THE PROBLEM:
Render the lines of the listing below as a numbered list, from its first line through the line containing "legend-item: 30 napon belül [66,338,185,354]", both included, and omit any blank lines.

[Element and coordinate listing]
····················

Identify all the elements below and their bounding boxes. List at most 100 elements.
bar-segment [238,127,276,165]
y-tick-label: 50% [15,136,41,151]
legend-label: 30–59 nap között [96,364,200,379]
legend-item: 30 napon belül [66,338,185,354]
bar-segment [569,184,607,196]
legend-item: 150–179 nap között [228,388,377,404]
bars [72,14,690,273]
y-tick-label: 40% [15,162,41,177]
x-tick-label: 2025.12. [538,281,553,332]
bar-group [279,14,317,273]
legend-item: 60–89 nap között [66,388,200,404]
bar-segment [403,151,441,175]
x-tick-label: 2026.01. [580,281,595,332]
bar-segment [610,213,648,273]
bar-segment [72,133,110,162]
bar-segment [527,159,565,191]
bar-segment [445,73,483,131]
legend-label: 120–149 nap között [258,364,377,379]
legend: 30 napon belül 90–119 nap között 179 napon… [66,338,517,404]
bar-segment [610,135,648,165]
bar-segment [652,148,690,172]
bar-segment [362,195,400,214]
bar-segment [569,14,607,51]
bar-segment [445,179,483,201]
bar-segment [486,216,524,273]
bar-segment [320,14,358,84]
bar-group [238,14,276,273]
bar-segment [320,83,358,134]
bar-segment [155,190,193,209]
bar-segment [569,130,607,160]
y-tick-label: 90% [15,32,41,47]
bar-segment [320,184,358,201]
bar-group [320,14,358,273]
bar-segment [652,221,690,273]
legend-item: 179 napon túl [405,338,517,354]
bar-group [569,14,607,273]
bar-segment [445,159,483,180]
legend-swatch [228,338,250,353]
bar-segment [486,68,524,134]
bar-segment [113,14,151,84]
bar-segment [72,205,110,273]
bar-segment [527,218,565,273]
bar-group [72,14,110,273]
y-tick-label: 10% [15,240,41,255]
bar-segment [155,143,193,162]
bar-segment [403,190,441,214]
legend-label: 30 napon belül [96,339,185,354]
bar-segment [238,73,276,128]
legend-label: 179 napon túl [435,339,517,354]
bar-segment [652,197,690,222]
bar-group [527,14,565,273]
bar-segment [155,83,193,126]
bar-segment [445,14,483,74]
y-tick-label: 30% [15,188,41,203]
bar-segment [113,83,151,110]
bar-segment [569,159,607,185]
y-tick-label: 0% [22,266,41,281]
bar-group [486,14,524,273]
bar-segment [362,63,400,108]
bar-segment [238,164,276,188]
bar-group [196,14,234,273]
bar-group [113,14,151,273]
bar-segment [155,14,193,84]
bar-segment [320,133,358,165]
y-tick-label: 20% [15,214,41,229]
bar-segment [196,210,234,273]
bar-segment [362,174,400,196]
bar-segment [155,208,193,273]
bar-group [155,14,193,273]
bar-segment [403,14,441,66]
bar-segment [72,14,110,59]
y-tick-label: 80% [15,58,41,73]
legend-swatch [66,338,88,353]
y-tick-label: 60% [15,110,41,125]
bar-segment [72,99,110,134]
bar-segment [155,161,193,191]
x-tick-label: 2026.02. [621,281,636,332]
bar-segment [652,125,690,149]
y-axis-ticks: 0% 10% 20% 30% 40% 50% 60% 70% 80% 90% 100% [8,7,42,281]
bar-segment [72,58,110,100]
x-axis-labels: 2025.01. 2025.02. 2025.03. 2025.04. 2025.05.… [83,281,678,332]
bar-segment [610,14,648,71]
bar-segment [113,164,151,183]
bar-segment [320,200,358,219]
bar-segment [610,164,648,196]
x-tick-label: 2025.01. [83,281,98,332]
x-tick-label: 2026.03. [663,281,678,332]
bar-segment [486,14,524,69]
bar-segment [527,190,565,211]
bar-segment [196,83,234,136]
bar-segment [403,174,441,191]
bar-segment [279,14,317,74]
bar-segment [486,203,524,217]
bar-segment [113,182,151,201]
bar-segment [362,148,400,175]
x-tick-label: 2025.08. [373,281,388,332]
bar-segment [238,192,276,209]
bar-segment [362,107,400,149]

····················

RESULT:
1. Identify all the elements below and their bounding boxes. List at most 100 elements.
2. bar-segment [238,127,276,165]
3. y-tick-label: 50% [15,136,41,151]
4. legend-label: 30–59 nap között [96,364,200,379]
5. legend-item: 30 napon belül [66,338,185,354]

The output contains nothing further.